AIM OF THE TASK:
Go through the records and extract every line with the word "vector".

DATA FOR THIS EXERCISE:
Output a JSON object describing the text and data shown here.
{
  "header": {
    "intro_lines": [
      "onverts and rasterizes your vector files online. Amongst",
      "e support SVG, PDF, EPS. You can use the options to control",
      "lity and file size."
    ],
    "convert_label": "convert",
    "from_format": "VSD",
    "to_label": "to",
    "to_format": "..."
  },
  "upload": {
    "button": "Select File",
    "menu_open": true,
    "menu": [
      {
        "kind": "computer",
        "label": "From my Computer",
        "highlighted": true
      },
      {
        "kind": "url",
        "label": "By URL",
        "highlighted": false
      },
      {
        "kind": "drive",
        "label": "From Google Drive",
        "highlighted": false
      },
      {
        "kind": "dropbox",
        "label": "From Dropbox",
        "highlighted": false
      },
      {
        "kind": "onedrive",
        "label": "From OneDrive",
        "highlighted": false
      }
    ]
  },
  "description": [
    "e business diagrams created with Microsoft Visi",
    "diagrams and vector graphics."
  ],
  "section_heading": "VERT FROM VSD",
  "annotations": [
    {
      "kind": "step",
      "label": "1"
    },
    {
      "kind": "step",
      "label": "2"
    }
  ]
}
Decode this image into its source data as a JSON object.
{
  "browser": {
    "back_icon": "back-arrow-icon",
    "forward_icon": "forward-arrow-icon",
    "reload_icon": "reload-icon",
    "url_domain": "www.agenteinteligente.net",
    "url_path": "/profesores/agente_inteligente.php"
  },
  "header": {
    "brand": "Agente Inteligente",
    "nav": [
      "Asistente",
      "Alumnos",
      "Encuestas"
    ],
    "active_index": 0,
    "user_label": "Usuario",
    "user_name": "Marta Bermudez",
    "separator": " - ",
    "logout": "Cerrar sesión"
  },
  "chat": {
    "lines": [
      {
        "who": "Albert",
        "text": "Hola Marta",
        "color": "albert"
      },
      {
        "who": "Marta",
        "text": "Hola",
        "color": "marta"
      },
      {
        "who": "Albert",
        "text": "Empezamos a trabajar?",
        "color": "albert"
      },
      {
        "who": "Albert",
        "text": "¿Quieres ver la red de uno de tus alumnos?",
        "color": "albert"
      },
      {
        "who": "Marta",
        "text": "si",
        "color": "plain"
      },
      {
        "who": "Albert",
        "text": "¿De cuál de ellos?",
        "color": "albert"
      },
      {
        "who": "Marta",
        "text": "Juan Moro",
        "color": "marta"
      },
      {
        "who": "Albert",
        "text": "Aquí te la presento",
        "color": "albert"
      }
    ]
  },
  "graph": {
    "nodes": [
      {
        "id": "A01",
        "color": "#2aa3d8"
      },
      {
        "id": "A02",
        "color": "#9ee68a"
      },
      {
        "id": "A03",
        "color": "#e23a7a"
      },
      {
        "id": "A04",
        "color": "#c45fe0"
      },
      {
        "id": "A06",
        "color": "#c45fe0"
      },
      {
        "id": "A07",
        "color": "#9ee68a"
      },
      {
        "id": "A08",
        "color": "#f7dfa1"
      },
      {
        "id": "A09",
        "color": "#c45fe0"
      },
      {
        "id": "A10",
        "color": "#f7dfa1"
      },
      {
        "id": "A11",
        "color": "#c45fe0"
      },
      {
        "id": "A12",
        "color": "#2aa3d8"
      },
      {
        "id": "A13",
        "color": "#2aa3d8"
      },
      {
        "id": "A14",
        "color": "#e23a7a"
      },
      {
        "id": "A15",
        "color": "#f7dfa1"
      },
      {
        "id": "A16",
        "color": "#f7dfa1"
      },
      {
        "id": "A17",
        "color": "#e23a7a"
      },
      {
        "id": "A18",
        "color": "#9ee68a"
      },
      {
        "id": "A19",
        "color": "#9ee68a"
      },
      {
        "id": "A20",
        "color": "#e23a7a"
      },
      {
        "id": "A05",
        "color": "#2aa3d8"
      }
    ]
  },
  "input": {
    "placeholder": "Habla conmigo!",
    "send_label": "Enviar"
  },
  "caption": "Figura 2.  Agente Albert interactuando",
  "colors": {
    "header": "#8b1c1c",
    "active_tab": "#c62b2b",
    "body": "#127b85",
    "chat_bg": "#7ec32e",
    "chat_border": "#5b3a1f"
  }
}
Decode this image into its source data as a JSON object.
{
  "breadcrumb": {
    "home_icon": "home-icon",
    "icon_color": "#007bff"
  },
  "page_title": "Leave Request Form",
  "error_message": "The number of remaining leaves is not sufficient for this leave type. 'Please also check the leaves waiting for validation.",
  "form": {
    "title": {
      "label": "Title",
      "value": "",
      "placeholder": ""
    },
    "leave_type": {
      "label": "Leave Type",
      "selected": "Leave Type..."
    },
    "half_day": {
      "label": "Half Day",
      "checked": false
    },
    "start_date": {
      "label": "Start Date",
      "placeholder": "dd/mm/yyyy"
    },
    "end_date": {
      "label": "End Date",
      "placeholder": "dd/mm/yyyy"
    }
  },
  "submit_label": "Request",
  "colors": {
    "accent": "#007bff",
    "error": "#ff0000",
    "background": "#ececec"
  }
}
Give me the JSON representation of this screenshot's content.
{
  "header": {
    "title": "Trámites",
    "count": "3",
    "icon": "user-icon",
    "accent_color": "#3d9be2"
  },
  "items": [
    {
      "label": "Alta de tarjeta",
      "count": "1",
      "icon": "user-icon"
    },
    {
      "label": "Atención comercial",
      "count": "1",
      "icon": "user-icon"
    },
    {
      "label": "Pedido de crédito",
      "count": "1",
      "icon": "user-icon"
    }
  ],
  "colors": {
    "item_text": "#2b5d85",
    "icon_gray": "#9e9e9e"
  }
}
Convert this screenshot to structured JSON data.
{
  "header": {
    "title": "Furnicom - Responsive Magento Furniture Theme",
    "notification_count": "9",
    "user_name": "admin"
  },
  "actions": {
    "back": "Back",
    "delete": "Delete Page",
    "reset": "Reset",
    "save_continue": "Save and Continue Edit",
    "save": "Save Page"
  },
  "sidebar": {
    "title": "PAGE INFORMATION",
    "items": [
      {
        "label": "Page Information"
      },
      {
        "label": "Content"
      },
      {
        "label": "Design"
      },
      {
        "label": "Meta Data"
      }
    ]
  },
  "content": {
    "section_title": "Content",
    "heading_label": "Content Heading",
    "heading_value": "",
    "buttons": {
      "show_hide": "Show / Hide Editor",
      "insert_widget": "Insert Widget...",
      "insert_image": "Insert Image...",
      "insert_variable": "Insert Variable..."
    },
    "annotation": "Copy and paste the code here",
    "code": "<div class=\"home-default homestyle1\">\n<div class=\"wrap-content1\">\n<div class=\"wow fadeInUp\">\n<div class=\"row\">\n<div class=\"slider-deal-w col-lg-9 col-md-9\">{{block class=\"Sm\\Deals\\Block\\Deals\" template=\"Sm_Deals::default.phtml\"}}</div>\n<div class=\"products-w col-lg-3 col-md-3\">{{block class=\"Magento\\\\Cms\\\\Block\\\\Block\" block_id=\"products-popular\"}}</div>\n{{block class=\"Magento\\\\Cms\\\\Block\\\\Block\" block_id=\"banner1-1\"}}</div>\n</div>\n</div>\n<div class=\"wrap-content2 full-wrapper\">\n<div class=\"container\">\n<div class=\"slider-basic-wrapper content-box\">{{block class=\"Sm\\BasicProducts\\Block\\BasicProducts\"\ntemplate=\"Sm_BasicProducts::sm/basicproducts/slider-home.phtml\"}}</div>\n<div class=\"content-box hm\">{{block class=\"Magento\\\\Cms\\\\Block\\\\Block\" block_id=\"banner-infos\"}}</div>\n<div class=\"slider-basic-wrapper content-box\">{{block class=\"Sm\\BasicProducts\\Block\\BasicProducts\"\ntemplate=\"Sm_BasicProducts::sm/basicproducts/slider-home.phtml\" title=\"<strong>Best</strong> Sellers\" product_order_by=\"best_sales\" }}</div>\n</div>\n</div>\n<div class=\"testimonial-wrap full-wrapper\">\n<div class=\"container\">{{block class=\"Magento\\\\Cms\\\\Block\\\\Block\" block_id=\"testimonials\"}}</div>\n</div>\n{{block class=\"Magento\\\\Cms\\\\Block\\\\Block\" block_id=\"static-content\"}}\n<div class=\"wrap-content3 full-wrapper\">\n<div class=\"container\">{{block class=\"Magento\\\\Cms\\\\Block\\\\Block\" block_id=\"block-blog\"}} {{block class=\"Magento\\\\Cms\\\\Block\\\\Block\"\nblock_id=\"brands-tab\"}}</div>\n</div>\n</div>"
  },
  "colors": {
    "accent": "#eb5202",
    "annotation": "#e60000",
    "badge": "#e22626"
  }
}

RESULT OF THIS TASK:
      "onverts and rasterizes your vector files online. Amongst",
    "diagrams and vector graphics."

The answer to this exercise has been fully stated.